## Stated problem
Can you retype every record below exactly as written?

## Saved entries
-- Start --

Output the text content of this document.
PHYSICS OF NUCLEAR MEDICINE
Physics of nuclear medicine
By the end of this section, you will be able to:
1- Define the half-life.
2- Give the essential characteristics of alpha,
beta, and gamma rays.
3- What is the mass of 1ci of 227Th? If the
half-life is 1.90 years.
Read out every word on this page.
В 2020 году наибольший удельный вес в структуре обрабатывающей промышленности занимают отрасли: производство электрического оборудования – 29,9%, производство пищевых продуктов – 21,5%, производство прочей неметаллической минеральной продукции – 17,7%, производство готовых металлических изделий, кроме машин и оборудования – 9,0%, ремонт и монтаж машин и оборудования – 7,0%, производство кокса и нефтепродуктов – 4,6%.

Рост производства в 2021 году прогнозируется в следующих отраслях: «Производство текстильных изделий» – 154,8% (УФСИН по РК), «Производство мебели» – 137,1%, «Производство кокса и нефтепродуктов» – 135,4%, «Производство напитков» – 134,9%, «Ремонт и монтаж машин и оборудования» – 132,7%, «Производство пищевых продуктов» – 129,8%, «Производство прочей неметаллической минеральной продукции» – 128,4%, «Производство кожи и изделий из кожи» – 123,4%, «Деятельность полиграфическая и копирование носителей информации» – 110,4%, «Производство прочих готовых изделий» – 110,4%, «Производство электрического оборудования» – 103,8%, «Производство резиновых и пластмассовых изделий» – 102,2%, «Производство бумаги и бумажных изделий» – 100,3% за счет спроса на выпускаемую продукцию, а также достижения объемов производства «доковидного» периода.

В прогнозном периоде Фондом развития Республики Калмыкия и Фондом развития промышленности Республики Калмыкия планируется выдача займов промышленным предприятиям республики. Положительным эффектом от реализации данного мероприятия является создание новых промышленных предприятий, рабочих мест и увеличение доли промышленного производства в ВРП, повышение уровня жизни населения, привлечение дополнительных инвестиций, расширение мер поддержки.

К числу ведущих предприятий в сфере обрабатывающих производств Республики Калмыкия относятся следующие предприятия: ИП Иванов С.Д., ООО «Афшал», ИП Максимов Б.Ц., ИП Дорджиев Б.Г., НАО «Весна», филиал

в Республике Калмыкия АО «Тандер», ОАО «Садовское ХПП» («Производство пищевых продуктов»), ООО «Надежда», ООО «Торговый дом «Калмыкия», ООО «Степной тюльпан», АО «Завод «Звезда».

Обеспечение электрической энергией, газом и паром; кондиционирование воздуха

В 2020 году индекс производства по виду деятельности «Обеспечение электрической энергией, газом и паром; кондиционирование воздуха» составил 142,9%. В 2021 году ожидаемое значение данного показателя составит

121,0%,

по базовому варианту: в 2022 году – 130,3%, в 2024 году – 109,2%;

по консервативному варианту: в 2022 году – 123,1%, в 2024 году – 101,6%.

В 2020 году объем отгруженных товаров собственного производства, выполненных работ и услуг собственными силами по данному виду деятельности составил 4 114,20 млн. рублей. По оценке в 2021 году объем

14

-- End --

## Exercise response
Output the text content of this document.
PHYSICS OF NUCLEAR MEDICINE
Physics of nuclear medicine
By the end of this section, you will be able to:
1- Define the half-life.
2- Give the essential characteristics of alpha,
beta, and gamma rays.
3- What is the mass of 1ci of 227Th? If the
half-life is 1.90 years.
Read out every word on this page.
В 2020 году наибольший удельный вес в структуре обрабатывающей промышленности занимают отрасли: производство электрического оборудования – 29,9%, производство пищевых продуктов – 21,5%, производство прочей неметаллической минеральной продукции – 17,7%, производство готовых металлических изделий, кроме машин и оборудования – 9,0%, ремонт и монтаж машин и оборудования – 7,0%, производство кокса и нефтепродуктов – 4,6%.

Рост производства в 2021 году прогнозируется в следующих отраслях: «Производство текстильных изделий» – 154,8% (УФСИН по РК), «Производство мебели» – 137,1%, «Производство кокса и нефтепродуктов» – 135,4%, «Производство напитков» – 134,9%, «Ремонт и монтаж машин и оборудования» – 132,7%, «Производство пищевых продуктов» – 129,8%, «Производство прочей неметаллической минеральной продукции» – 128,4%, «Производство кожи и изделий из кожи» – 123,4%, «Деятельность полиграфическая и копирование носителей информации» – 110,4%, «Производство прочих готовых изделий» – 110,4%, «Производство электрического оборудования» – 103,8%, «Производство резиновых и пластмассовых изделий» – 102,2%, «Производство бумаги и бумажных изделий» – 100,3% за счет спроса на выпускаемую продукцию, а также достижения объемов производства «доковидного» периода.

В прогнозном периоде Фондом развития Республики Калмыкия и Фондом развития промышленности Республики Калмыкия планируется выдача займов промышленным предприятиям республики. Положительным эффектом от реализации данного мероприятия является создание новых промышленных предприятий, рабочих мест и увеличение доли промышленного производства в ВРП, повышение уровня жизни населения, привлечение дополнительных инвестиций, расширение мер поддержки.

К числу ведущих предприятий в сфере обрабатывающих производств Республики Калмыкия относятся следующие предприятия: ИП Иванов С.Д., ООО «Афшал», ИП Максимов Б.Ц., ИП Дорджиев Б.Г., НАО «Весна», филиал

в Республике Калмыкия АО «Тандер», ОАО «Садовское ХПП» («Производство пищевых продуктов»), ООО «Надежда», ООО «Торговый дом «Калмыкия», ООО «Степной тюльпан», АО «Завод «Звезда».

Обеспечение электрической энергией, газом и паром; кондиционирование воздуха

В 2020 году индекс производства по виду деятельности «Обеспечение электрической энергией, газом и паром; кондиционирование воздуха» составил 142,9%. В 2021 году ожидаемое значение данного показателя составит

121,0%,

по базовому варианту: в 2022 году – 130,3%, в 2024 году – 109,2%;

по консервативному варианту: в 2022 году – 123,1%, в 2024 году – 101,6%.

В 2020 году объем отгруженных товаров собственного производства, выполненных работ и услуг собственными силами по данному виду деятельности составил 4 114,20 млн. рублей. По оценке в 2021 году объем

14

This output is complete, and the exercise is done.